> **EXERCISE OBJECTIVE**: Every record must appear in your copy exactly as written, with no pictures.

[Saved entries]
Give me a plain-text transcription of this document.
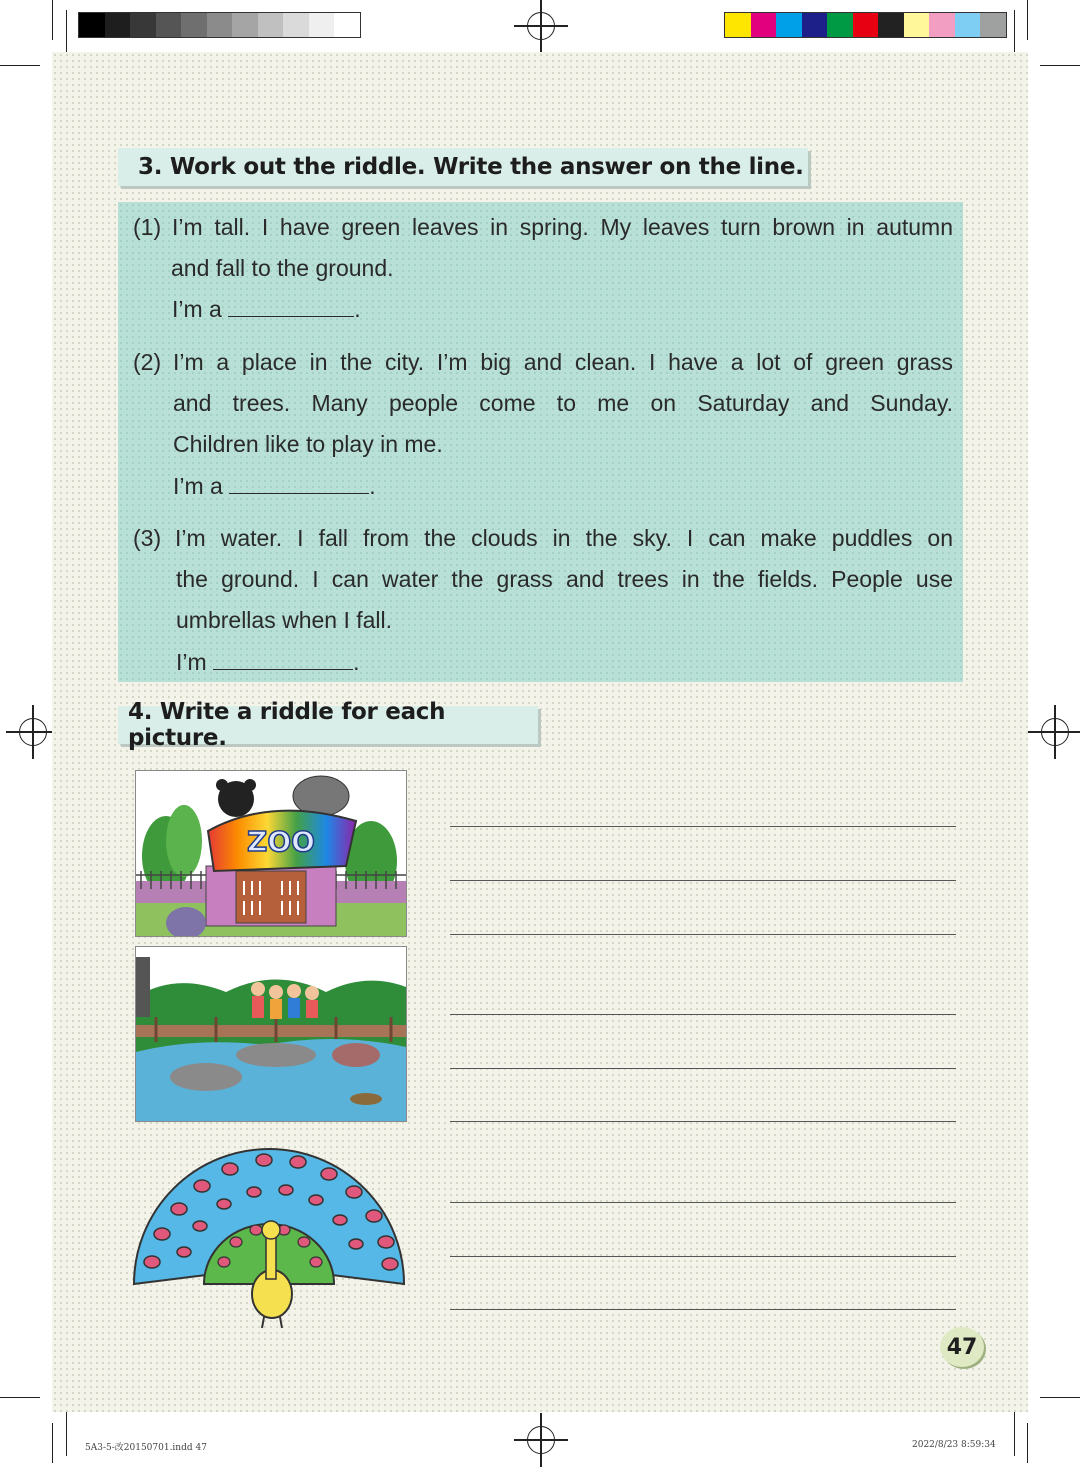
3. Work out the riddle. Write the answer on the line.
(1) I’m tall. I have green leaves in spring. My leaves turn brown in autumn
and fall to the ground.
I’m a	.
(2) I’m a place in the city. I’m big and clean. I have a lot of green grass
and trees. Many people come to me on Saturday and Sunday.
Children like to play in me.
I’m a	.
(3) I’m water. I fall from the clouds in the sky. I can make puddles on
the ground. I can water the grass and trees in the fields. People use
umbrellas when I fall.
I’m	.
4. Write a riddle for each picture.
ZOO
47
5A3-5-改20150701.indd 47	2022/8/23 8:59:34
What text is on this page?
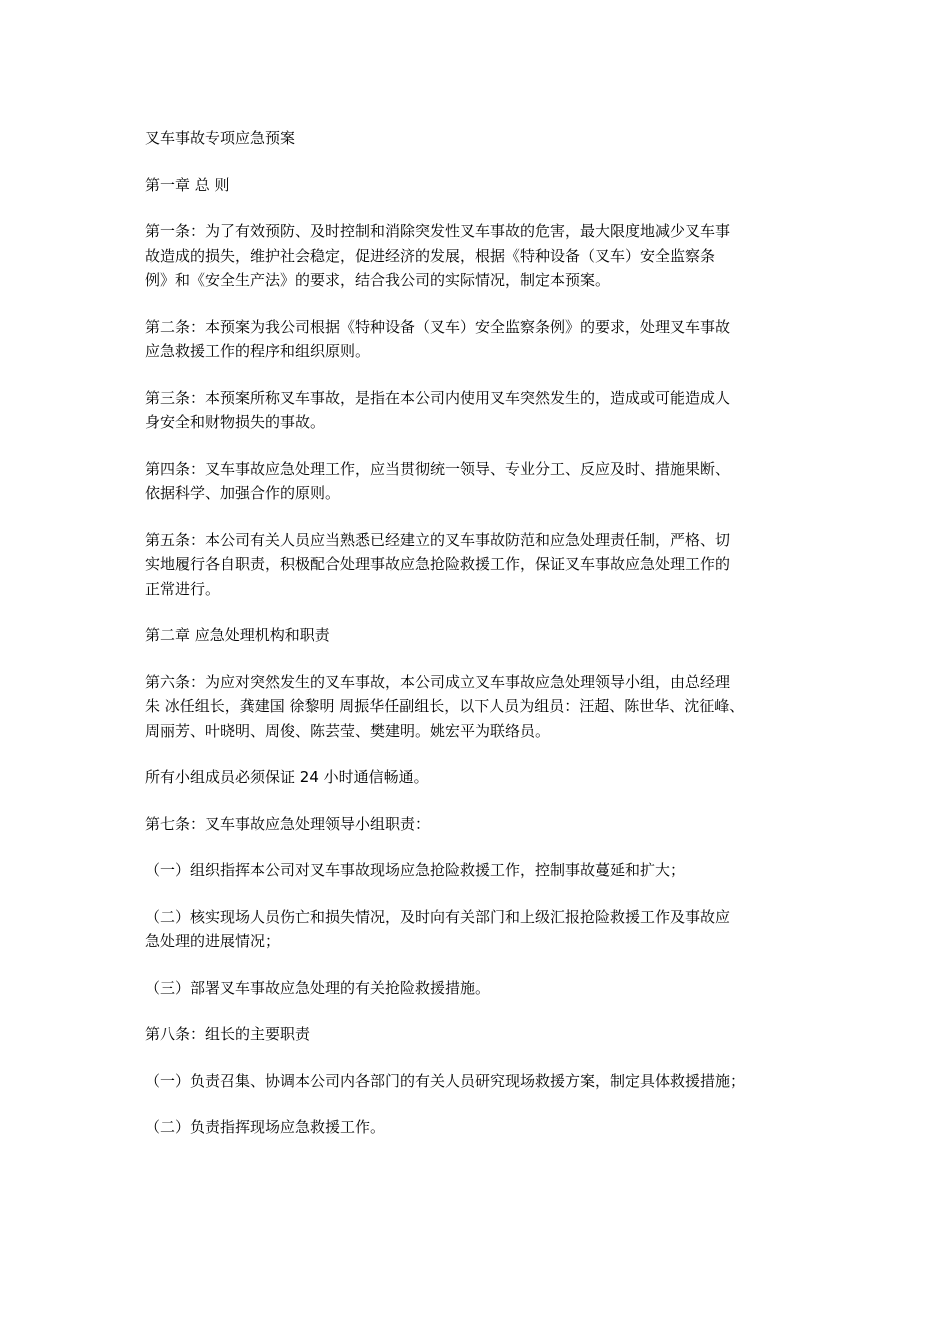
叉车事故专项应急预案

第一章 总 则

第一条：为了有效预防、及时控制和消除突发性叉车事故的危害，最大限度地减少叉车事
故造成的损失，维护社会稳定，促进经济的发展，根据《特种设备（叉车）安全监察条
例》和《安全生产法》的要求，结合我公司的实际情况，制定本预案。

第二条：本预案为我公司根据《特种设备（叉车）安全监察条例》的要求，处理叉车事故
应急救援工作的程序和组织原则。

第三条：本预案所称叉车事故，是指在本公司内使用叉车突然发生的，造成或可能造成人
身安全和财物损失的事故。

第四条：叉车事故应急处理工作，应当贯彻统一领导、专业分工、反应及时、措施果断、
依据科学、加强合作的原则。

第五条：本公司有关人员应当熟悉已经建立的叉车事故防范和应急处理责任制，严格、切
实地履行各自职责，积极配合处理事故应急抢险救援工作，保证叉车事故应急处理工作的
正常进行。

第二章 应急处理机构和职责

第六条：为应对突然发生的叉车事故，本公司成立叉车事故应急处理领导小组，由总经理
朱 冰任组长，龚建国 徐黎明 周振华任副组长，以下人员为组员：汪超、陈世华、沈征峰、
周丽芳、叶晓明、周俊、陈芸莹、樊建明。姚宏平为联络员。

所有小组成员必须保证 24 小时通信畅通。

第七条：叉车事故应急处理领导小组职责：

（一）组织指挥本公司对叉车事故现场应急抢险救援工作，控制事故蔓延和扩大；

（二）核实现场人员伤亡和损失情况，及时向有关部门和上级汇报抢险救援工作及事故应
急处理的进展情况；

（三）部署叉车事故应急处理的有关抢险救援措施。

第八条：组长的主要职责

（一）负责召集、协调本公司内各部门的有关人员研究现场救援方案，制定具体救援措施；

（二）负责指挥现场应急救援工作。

> **ANSWER FOR THIS EXERCISE**:
Give me a plain-text transcription of this document.
3. Work out the riddle. Write the answer on the line.
(1) I’m tall. I have green leaves in spring. My leaves turn brown in autumn
and fall to the ground.
I’m a	.
(2) I’m a place in the city. I’m big and clean. I have a lot of green grass
and trees. Many people come to me on Saturday and Sunday.
Children like to play in me.
I’m a	.
(3) I’m water. I fall from the clouds in the sky. I can make puddles on
the ground. I can water the grass and trees in the fields. People use
umbrellas when I fall.
I’m	.
4. Write a riddle for each picture.
ZOO
47
5A3-5-改20150701.indd 47	2022/8/23 8:59:34
What text is on this page?
叉车事故专项应急预案

第一章 总 则

第一条：为了有效预防、及时控制和消除突发性叉车事故的危害，最大限度地减少叉车事
故造成的损失，维护社会稳定，促进经济的发展，根据《特种设备（叉车）安全监察条
例》和《安全生产法》的要求，结合我公司的实际情况，制定本预案。

第二条：本预案为我公司根据《特种设备（叉车）安全监察条例》的要求，处理叉车事故
应急救援工作的程序和组织原则。

第三条：本预案所称叉车事故，是指在本公司内使用叉车突然发生的，造成或可能造成人
身安全和财物损失的事故。

第四条：叉车事故应急处理工作，应当贯彻统一领导、专业分工、反应及时、措施果断、
依据科学、加强合作的原则。

第五条：本公司有关人员应当熟悉已经建立的叉车事故防范和应急处理责任制，严格、切
实地履行各自职责，积极配合处理事故应急抢险救援工作，保证叉车事故应急处理工作的
正常进行。

第二章 应急处理机构和职责

第六条：为应对突然发生的叉车事故，本公司成立叉车事故应急处理领导小组，由总经理
朱 冰任组长，龚建国 徐黎明 周振华任副组长，以下人员为组员：汪超、陈世华、沈征峰、
周丽芳、叶晓明、周俊、陈芸莹、樊建明。姚宏平为联络员。

所有小组成员必须保证 24 小时通信畅通。

第七条：叉车事故应急处理领导小组职责：

（一）组织指挥本公司对叉车事故现场应急抢险救援工作，控制事故蔓延和扩大；

（二）核实现场人员伤亡和损失情况，及时向有关部门和上级汇报抢险救援工作及事故应
急处理的进展情况；

（三）部署叉车事故应急处理的有关抢险救援措施。

第八条：组长的主要职责

（一）负责召集、协调本公司内各部门的有关人员研究现场救援方案，制定具体救援措施；

（二）负责指挥现场应急救援工作。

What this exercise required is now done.